Figure collection entries:
>>>>

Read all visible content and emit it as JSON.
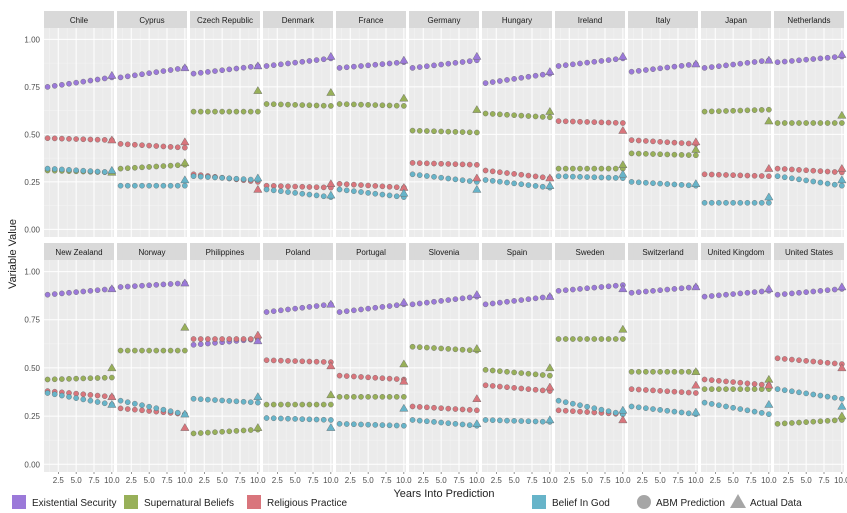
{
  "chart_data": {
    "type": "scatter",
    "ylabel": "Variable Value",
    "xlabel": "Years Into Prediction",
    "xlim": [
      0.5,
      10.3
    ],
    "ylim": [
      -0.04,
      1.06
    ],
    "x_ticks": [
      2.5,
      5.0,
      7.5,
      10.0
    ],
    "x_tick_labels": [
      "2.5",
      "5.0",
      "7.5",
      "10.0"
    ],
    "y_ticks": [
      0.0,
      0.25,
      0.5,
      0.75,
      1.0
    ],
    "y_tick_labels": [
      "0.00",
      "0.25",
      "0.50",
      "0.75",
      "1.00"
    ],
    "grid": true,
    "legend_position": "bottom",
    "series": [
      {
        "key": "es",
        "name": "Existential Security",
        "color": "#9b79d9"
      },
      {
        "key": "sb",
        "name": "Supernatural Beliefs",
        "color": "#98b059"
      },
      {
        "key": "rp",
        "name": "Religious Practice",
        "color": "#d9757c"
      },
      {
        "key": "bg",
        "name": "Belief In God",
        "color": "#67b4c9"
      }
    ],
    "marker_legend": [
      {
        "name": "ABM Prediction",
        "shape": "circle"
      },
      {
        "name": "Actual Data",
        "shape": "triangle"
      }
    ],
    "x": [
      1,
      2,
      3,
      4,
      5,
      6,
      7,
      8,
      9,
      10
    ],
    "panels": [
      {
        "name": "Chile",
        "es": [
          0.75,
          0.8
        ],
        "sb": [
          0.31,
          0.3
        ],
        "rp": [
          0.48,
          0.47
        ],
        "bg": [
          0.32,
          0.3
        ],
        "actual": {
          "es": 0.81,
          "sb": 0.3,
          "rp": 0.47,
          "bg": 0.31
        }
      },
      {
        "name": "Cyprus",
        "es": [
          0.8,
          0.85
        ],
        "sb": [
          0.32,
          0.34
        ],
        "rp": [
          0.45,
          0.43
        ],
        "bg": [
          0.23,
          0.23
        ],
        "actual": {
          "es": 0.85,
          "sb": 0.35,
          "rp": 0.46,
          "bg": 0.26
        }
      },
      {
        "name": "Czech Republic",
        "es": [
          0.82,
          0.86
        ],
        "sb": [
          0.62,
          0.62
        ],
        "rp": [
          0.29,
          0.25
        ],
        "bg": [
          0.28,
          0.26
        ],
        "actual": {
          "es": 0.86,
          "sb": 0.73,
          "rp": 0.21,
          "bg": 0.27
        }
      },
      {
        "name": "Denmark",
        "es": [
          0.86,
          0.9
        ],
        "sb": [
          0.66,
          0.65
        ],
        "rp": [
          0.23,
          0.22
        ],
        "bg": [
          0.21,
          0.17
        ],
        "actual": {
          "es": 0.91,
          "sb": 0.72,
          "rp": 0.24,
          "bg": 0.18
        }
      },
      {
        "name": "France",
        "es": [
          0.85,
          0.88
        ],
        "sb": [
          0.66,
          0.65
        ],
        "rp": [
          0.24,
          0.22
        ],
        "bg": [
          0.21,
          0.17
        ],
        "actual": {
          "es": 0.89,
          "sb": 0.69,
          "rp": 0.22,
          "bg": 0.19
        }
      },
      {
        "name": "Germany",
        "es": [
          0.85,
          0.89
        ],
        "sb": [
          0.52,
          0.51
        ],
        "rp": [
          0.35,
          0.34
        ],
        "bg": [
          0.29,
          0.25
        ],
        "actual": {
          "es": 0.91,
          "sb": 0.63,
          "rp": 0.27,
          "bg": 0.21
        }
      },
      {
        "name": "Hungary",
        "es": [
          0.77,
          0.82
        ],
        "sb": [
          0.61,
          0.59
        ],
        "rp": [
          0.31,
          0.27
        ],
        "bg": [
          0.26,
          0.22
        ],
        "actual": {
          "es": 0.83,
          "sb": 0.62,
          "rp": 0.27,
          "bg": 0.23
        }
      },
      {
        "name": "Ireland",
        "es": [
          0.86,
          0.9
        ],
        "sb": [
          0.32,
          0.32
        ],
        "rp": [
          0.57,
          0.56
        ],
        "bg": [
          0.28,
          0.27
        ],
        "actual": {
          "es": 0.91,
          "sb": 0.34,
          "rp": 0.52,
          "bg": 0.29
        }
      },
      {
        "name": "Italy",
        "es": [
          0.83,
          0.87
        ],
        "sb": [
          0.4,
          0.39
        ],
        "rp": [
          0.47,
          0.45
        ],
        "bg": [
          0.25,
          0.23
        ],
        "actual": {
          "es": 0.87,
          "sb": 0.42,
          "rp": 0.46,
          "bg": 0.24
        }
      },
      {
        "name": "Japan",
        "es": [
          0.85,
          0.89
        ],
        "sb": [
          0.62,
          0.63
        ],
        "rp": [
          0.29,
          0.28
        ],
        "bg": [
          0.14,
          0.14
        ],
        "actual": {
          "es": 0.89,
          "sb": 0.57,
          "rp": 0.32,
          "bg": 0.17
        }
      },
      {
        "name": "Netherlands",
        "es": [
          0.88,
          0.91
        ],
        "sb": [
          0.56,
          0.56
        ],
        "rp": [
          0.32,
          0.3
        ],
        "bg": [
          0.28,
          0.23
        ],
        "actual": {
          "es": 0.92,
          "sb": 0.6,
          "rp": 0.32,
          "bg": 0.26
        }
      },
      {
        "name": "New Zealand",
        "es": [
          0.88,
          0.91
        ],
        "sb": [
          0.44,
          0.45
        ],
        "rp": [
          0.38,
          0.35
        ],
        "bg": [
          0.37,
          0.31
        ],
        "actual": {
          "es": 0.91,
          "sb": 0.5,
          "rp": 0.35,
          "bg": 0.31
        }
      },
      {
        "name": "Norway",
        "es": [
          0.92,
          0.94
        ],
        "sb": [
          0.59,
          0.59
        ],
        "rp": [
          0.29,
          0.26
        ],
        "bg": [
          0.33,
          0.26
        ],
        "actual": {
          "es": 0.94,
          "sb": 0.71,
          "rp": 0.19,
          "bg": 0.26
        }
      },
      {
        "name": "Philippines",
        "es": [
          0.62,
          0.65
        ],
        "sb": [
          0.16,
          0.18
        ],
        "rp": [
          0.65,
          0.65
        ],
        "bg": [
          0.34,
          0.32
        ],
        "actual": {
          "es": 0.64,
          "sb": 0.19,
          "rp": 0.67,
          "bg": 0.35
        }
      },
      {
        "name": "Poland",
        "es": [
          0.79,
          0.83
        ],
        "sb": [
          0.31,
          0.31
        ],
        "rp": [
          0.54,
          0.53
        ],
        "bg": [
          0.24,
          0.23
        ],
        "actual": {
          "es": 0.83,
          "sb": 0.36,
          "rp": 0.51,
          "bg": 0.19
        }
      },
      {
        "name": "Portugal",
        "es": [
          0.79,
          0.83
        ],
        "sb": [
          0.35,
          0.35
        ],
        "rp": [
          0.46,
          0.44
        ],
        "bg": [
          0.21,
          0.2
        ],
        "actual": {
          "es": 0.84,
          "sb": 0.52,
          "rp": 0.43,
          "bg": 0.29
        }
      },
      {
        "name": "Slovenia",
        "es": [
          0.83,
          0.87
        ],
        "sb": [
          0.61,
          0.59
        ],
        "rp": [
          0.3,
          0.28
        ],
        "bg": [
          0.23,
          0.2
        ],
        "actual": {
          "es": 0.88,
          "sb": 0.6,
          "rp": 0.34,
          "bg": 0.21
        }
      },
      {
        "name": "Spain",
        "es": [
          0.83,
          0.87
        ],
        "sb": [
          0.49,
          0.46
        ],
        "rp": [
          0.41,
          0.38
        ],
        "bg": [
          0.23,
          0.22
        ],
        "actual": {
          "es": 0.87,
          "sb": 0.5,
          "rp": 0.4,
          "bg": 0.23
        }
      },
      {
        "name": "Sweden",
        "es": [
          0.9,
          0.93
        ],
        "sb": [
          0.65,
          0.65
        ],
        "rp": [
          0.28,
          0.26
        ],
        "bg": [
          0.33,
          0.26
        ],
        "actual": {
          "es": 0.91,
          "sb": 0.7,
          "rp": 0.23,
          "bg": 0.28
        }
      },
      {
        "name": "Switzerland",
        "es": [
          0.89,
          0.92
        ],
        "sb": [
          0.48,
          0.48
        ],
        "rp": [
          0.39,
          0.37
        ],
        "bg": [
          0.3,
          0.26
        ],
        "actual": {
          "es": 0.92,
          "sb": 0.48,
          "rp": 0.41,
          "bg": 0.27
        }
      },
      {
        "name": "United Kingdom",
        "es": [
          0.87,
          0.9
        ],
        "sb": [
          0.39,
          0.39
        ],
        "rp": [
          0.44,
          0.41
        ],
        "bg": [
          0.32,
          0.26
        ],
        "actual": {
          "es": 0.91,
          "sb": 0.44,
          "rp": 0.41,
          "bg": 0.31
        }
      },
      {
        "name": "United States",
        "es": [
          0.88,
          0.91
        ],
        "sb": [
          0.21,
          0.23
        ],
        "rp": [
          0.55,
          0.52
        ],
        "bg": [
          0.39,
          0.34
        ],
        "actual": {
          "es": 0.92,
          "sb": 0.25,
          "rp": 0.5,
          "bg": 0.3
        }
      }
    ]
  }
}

<<<<

What this task involves: Search the records for the word "color". Copy every line that has it.

Exercise solution:
        "color": "#9b79d9"
        "color": "#98b059"
        "color": "#d9757c"
        "color": "#67b4c9"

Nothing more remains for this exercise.